What to produce: Filter the data for lines with the word "text", then copy every line so identified.

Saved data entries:
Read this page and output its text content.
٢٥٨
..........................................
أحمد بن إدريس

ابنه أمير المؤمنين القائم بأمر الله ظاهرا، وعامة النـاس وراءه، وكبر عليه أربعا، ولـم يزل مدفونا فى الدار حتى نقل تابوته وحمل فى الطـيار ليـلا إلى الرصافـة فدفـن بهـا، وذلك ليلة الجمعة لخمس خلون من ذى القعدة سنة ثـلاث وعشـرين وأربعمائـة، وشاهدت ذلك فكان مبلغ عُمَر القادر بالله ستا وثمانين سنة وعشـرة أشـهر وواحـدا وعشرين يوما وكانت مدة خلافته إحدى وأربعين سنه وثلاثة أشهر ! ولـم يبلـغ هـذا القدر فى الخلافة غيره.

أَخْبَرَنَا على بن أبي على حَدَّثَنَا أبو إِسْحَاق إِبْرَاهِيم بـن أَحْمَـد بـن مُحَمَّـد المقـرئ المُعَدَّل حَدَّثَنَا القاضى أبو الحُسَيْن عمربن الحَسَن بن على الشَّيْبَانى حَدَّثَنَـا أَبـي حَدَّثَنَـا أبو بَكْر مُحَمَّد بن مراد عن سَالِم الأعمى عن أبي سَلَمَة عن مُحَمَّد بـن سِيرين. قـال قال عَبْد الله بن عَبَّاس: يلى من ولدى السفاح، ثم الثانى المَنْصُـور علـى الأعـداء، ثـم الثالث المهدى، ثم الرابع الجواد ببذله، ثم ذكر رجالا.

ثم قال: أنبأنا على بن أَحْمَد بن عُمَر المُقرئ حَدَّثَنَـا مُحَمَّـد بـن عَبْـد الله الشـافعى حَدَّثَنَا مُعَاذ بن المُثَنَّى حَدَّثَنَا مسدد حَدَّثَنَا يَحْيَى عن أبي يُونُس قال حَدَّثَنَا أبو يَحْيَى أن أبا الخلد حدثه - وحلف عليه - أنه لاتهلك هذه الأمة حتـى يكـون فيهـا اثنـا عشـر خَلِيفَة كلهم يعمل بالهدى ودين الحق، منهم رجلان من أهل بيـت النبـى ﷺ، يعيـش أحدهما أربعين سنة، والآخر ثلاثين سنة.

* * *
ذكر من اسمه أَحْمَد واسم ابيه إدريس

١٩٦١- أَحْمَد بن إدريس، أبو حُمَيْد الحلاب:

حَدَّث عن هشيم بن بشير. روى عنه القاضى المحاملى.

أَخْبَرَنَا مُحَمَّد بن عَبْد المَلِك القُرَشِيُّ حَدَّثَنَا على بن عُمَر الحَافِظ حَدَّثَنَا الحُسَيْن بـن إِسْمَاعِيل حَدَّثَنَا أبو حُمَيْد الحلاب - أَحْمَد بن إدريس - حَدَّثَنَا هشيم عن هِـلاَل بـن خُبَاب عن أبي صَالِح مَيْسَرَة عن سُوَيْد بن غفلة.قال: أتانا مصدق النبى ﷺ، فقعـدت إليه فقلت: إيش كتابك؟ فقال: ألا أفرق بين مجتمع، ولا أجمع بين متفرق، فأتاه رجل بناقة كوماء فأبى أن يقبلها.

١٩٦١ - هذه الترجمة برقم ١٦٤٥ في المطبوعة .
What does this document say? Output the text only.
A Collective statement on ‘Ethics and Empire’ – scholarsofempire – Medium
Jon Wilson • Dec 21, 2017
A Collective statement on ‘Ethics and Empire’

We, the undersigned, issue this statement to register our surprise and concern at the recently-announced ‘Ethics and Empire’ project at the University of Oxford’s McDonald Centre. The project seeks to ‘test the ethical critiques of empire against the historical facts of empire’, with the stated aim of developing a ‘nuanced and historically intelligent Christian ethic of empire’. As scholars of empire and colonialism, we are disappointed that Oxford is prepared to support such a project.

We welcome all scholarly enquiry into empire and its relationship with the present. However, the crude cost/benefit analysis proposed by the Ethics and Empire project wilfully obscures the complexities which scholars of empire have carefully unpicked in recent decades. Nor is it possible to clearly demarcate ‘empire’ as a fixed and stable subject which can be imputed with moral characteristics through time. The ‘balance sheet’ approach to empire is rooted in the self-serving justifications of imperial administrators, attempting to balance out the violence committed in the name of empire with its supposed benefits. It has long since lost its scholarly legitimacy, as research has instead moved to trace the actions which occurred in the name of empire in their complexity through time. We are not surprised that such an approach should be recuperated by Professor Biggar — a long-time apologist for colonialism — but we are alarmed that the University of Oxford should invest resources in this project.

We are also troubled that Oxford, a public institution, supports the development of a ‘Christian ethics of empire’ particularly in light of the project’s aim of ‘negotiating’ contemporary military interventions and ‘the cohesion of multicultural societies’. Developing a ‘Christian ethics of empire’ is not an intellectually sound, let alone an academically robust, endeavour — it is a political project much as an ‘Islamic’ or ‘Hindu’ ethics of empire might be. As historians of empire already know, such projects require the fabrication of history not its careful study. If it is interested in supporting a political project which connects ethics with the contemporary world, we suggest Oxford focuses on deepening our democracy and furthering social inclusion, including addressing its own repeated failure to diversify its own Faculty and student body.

Complete answer:
Read this page and output its text content.
What does this document say? Output the text only.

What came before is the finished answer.